• REQUEST
Restate all of the entries exactly, dropping any pictures they hold.

• DATASET
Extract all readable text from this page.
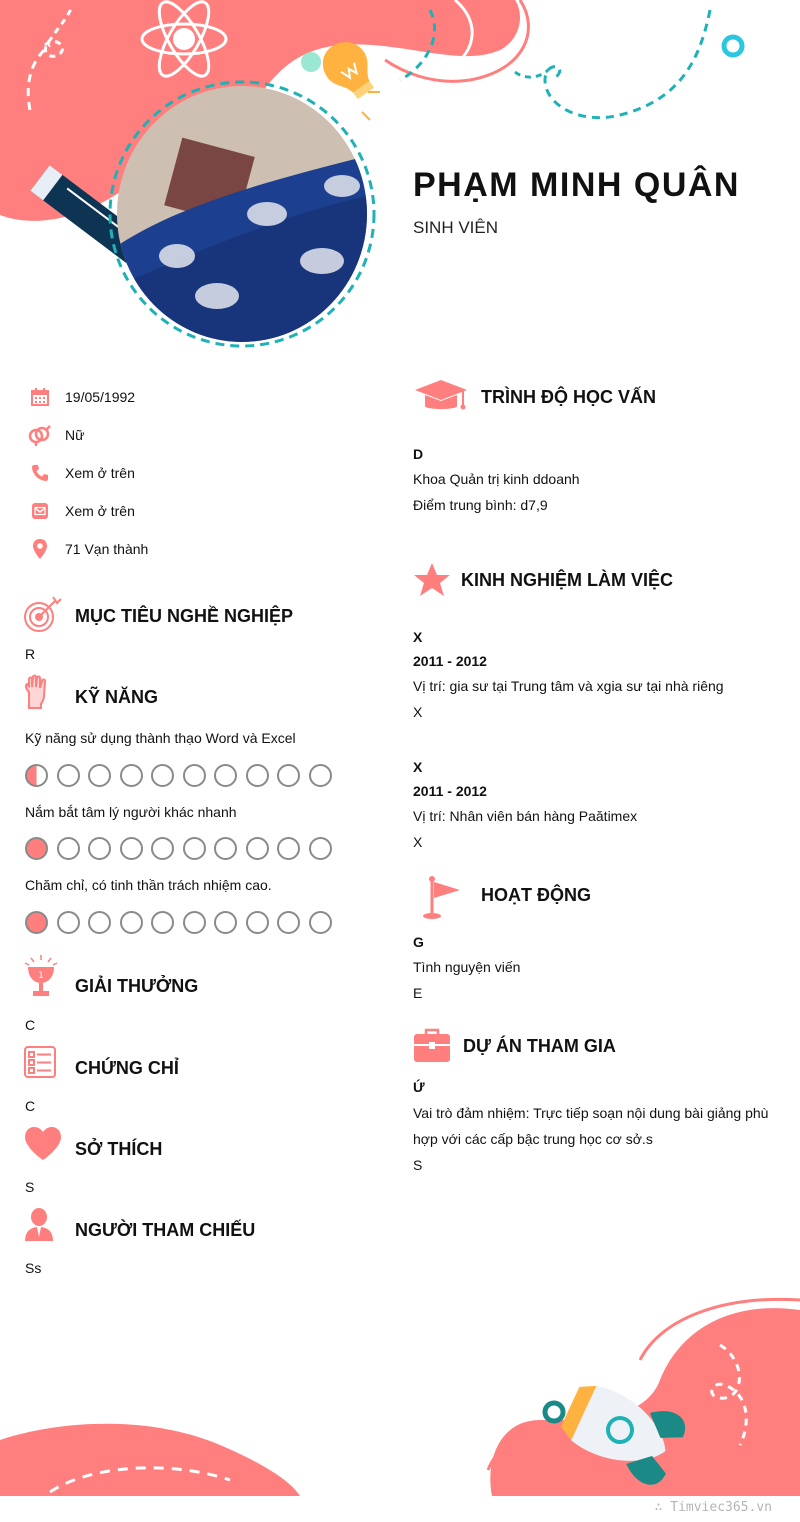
PHẠM MINH QUÂN
SINH VIÊN
19/05/1992
Nữ
Xem ở trên
Xem ở trên
71 Vạn thành
MỤC TIÊU NGHỀ NGHIỆP
R
KỸ NĂNG
Kỹ năng sử dụng thành thạo Word và Excel
Nắm bắt tâm lý người khác nhanh
Chăm chỉ, có tinh thần trách nhiệm cao.
1 GIẢI THƯỞNG
C
CHỨNG CHỈ
C
SỞ THÍCH
S
NGƯỜI THAM CHIẾU
Ss
TRÌNH ĐỘ HỌC VẤN
D
Khoa Quản trị kinh ddoanh
Điểm trung bình: d7,9
KINH NGHIỆM LÀM VIỆC
X
2011 - 2012
Vị trí: gia sư tại Trung tâm và xgia sư tại nhà riêng
X
X
2011 - 2012
Vị trí: Nhân viên bán hàng Paătimex
X
HOẠT ĐỘNG
G
Tình nguyện viến
E
DỰ ÁN THAM GIA
Ứ
Vai trò đảm nhiệm: Trực tiếp soạn nội dung bài giảng phù
hợp với các cấp bậc trung học cơ sở.s
S
∴ Timviec365.vn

• EXERCISE OUTPUT
Extract all readable text from this page.
PHẠM MINH QUÂN
SINH VIÊN
19/05/1992
Nữ
Xem ở trên
Xem ở trên
71 Vạn thành
MỤC TIÊU NGHỀ NGHIỆP
R
KỸ NĂNG
Kỹ năng sử dụng thành thạo Word và Excel
Nắm bắt tâm lý người khác nhanh
Chăm chỉ, có tinh thần trách nhiệm cao.
1 GIẢI THƯỞNG
C
CHỨNG CHỈ
C
SỞ THÍCH
S
NGƯỜI THAM CHIẾU
Ss
TRÌNH ĐỘ HỌC VẤN
D
Khoa Quản trị kinh ddoanh
Điểm trung bình: d7,9
KINH NGHIỆM LÀM VIỆC
X
2011 - 2012
Vị trí: gia sư tại Trung tâm và xgia sư tại nhà riêng
X
X
2011 - 2012
Vị trí: Nhân viên bán hàng Paătimex
X
HOẠT ĐỘNG
G
Tình nguyện viến
E
DỰ ÁN THAM GIA
Ứ
Vai trò đảm nhiệm: Trực tiếp soạn nội dung bài giảng phù
hợp với các cấp bậc trung học cơ sở.s
S
∴ Timviec365.vn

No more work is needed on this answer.